Items from a data source:
· · · · ·

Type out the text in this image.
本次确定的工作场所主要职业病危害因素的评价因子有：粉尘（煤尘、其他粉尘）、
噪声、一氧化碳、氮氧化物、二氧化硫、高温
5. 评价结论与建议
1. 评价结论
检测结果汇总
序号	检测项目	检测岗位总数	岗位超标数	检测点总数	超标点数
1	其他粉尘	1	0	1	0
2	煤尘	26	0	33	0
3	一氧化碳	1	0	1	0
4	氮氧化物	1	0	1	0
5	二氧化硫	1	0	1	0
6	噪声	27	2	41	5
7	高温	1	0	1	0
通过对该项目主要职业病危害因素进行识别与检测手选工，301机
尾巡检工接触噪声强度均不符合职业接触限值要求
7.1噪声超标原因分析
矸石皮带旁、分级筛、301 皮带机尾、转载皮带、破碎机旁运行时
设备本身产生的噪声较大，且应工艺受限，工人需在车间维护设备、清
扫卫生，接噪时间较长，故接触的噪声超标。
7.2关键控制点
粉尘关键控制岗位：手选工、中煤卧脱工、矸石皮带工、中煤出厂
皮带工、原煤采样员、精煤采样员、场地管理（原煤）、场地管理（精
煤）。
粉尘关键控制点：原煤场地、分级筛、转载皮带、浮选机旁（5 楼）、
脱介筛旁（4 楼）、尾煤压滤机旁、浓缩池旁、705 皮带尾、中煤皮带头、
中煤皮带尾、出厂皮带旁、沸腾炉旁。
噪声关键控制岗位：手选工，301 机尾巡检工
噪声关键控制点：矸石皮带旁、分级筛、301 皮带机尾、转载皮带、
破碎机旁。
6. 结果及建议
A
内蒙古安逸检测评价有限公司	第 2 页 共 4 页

· · · · ·

REQUIRED WORK » Repeat the data precisely, reproducing every entry.

SOLUTION TO THE PROBLEM »
Type out the text in this image.
本次确定的工作场所主要职业病危害因素的评价因子有：粉尘（煤尘、其他粉尘）、
噪声、一氧化碳、氮氧化物、二氧化硫、高温
5. 评价结论与建议
1. 评价结论
检测结果汇总
序号	检测项目	检测岗位总数	岗位超标数	检测点总数	超标点数
1	其他粉尘	1	0	1	0
2	煤尘	26	0	33	0
3	一氧化碳	1	0	1	0
4	氮氧化物	1	0	1	0
5	二氧化硫	1	0	1	0
6	噪声	27	2	41	5
7	高温	1	0	1	0
通过对该项目主要职业病危害因素进行识别与检测手选工，301机
尾巡检工接触噪声强度均不符合职业接触限值要求
7.1噪声超标原因分析
矸石皮带旁、分级筛、301 皮带机尾、转载皮带、破碎机旁运行时
设备本身产生的噪声较大，且应工艺受限，工人需在车间维护设备、清
扫卫生，接噪时间较长，故接触的噪声超标。
7.2关键控制点
粉尘关键控制岗位：手选工、中煤卧脱工、矸石皮带工、中煤出厂
皮带工、原煤采样员、精煤采样员、场地管理（原煤）、场地管理（精
煤）。
粉尘关键控制点：原煤场地、分级筛、转载皮带、浮选机旁（5 楼）、
脱介筛旁（4 楼）、尾煤压滤机旁、浓缩池旁、705 皮带尾、中煤皮带头、
中煤皮带尾、出厂皮带旁、沸腾炉旁。
噪声关键控制岗位：手选工，301 机尾巡检工
噪声关键控制点：矸石皮带旁、分级筛、301 皮带机尾、转载皮带、
破碎机旁。
6. 结果及建议
A
内蒙古安逸检测评价有限公司	第 2 页 共 4 页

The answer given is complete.